──────── DATA FOR THE TASK
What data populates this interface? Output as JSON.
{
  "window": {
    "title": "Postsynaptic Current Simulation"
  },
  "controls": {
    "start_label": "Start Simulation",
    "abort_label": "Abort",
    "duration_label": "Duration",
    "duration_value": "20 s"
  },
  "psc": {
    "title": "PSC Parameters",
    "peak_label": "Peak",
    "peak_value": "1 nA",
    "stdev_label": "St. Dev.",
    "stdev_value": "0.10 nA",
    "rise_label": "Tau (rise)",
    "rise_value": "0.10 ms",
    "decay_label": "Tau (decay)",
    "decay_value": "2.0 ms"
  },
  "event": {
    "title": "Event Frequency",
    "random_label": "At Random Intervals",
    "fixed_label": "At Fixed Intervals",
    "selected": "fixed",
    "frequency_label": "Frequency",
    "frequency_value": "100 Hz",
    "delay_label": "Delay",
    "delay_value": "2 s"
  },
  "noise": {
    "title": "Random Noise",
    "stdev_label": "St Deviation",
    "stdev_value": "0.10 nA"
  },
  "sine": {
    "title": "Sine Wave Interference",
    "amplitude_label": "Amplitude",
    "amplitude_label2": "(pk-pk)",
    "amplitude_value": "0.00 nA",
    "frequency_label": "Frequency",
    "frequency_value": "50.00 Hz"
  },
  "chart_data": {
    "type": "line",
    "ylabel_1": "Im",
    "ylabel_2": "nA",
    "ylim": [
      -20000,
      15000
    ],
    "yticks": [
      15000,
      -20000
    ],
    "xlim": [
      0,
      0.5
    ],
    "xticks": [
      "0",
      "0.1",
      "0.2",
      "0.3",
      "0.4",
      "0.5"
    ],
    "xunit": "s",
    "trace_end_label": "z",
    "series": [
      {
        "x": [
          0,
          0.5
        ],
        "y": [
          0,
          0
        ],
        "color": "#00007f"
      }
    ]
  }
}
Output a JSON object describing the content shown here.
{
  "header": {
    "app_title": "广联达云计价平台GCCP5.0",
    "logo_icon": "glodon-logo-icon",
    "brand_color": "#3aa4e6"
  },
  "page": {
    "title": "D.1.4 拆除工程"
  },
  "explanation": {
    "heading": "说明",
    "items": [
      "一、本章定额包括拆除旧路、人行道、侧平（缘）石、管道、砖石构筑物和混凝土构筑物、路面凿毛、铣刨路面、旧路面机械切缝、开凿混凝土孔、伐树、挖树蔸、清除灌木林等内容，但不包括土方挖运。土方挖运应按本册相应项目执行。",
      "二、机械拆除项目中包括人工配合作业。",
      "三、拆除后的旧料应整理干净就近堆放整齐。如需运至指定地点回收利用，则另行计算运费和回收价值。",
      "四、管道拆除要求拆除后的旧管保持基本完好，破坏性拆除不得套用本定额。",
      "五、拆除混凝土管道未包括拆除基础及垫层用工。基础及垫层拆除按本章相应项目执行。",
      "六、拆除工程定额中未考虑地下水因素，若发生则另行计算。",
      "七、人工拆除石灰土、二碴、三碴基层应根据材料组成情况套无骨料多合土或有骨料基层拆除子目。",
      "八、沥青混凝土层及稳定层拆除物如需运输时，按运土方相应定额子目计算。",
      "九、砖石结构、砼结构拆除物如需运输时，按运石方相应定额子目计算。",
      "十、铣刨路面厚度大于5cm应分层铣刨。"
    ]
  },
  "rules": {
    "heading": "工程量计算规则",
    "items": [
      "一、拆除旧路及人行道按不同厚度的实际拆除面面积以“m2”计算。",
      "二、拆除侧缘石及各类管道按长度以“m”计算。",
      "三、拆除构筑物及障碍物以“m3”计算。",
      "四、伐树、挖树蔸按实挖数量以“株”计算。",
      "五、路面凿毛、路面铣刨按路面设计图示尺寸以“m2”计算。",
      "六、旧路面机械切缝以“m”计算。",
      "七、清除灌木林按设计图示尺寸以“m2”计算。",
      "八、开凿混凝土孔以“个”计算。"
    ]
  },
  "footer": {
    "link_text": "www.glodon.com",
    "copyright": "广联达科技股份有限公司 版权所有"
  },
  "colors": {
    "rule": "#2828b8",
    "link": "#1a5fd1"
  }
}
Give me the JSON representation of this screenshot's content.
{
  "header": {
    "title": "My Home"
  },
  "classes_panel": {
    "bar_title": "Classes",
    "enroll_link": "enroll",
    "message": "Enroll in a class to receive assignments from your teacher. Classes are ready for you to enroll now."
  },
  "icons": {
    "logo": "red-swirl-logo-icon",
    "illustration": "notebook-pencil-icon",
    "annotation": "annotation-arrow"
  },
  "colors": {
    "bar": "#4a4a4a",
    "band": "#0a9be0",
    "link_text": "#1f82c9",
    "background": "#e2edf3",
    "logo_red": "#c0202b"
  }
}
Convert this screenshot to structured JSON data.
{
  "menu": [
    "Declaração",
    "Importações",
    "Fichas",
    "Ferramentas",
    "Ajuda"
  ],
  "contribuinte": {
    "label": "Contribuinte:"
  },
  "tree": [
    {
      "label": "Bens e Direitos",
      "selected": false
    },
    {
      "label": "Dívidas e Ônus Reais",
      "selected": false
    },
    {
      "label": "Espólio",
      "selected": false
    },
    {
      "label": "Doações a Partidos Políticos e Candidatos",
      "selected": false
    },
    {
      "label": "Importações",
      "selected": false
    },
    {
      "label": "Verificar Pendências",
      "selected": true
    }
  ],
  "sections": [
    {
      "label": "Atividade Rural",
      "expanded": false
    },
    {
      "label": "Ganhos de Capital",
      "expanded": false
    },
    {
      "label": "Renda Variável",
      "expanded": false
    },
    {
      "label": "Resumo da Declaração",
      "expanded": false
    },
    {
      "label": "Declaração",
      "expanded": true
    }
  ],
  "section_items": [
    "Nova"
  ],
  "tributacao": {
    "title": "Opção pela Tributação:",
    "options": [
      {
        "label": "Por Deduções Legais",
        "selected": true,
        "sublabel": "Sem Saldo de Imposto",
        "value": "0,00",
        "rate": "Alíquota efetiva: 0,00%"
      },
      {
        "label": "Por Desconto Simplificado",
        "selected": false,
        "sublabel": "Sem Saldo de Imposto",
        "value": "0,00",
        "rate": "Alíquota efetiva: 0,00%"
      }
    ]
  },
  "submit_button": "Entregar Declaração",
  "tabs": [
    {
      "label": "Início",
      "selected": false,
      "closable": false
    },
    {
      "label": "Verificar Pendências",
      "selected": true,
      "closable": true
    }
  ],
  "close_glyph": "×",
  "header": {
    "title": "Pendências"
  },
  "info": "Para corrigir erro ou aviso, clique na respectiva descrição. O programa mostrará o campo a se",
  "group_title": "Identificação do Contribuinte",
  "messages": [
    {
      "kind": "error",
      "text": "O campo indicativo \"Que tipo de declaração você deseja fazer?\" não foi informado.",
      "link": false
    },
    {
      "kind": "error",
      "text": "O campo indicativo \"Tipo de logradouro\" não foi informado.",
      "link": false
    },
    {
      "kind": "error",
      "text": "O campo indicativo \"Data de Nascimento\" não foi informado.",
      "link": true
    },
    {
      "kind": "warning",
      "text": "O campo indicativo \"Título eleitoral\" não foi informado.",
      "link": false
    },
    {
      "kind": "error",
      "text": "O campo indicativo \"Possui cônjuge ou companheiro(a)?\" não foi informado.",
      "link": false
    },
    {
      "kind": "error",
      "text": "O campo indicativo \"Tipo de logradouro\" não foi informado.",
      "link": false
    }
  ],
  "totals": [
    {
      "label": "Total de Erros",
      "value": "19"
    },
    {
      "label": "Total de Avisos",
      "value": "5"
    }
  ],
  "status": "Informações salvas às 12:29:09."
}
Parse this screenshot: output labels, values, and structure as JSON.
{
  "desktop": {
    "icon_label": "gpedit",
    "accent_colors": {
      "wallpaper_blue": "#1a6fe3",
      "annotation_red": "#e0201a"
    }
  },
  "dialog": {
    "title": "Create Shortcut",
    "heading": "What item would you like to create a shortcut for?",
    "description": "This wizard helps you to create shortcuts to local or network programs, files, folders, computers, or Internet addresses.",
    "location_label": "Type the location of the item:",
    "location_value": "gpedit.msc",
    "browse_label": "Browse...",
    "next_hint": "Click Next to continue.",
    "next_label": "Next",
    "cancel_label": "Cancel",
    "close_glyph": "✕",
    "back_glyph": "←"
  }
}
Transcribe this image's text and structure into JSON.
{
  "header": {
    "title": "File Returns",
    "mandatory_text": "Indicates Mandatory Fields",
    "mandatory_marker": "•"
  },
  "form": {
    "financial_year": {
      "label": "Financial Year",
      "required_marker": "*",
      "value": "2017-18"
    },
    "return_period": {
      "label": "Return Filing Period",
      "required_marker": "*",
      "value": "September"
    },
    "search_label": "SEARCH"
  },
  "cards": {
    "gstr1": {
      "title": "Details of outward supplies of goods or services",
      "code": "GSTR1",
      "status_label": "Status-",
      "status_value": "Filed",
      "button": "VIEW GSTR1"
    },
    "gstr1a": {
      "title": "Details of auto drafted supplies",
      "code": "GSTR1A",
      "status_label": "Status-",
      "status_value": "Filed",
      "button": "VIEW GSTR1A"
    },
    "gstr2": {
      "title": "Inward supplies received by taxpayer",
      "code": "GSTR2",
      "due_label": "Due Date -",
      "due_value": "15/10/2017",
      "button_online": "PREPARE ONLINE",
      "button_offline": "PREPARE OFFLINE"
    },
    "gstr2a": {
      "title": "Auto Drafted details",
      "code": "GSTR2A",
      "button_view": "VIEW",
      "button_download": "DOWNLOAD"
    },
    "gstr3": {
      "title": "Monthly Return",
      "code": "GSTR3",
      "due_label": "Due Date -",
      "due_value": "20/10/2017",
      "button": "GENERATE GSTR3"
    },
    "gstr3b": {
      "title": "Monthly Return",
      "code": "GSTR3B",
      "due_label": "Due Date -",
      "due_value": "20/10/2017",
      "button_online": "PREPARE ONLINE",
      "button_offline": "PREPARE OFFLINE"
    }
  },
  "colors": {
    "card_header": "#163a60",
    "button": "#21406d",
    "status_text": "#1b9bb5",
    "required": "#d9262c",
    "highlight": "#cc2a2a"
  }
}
────────────────
Using the material above, state how many lines include the string "true". Answer with a single number.

6